» **AIM OF THE EXERCISE**: Show every line that has the string "right" in it.

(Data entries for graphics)
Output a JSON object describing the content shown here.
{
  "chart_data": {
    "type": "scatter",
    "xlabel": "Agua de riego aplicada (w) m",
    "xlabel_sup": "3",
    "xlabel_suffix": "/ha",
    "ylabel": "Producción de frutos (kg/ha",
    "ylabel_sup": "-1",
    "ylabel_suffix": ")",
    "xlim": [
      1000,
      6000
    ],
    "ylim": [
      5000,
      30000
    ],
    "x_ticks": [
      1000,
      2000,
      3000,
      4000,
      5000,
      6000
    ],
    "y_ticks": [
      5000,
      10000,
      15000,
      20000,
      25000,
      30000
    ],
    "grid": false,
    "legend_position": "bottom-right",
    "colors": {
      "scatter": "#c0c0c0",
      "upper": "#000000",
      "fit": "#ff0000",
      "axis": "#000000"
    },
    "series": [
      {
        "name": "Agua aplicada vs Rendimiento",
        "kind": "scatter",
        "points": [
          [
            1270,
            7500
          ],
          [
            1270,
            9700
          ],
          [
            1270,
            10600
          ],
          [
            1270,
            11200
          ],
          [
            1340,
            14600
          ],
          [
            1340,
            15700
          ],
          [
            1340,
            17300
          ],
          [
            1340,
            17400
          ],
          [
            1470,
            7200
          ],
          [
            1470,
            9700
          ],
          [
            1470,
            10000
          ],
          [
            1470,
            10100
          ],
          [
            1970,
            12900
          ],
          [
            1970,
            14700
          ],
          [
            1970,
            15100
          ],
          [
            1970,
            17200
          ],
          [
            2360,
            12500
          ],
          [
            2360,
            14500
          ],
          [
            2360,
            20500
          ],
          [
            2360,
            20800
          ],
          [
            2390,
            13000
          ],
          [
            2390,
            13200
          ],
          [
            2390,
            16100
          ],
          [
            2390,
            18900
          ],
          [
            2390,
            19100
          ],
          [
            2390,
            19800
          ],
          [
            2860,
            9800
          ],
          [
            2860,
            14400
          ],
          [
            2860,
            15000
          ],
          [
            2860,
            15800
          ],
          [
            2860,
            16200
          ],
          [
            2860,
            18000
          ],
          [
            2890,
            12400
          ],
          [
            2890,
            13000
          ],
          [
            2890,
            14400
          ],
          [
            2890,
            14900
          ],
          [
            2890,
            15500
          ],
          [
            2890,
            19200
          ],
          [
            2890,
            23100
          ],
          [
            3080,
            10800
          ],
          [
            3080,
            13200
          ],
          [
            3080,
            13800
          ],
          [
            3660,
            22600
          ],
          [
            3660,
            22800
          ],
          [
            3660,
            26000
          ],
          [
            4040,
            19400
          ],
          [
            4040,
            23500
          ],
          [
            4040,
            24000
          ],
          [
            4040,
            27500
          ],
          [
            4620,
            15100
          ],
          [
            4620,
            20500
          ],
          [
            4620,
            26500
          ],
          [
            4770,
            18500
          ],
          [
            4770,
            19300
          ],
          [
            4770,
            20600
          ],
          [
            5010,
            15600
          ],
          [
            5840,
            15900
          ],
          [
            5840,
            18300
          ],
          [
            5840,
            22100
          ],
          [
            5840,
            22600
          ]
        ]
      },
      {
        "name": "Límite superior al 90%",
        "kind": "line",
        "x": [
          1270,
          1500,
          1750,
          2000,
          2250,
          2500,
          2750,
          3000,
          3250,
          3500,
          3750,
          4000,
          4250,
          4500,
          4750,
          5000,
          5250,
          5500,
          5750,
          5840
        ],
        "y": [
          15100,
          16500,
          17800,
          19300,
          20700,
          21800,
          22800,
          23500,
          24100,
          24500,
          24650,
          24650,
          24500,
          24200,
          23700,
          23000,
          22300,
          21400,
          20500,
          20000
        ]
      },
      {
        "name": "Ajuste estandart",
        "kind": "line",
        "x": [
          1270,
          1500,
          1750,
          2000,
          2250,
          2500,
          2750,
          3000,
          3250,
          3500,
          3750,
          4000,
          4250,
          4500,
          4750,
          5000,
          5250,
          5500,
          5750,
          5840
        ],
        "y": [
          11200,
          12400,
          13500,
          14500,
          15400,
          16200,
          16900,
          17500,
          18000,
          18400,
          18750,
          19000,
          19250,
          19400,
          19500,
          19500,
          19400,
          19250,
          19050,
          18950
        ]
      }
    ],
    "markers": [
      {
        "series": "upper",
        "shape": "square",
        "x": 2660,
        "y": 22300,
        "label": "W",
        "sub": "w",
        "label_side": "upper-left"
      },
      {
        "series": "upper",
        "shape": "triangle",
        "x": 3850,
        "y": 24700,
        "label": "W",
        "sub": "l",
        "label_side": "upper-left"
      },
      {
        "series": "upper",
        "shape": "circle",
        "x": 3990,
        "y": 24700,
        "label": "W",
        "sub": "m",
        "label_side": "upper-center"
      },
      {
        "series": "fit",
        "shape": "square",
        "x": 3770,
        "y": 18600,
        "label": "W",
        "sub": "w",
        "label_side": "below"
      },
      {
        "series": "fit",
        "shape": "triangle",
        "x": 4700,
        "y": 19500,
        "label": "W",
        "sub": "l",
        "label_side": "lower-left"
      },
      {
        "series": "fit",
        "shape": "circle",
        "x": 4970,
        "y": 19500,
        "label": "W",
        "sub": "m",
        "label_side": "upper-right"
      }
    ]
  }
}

» **RESULT OF THIS EXERCISE**:
    "legend_position": "bottom-right",
        "label_side": "upper-right"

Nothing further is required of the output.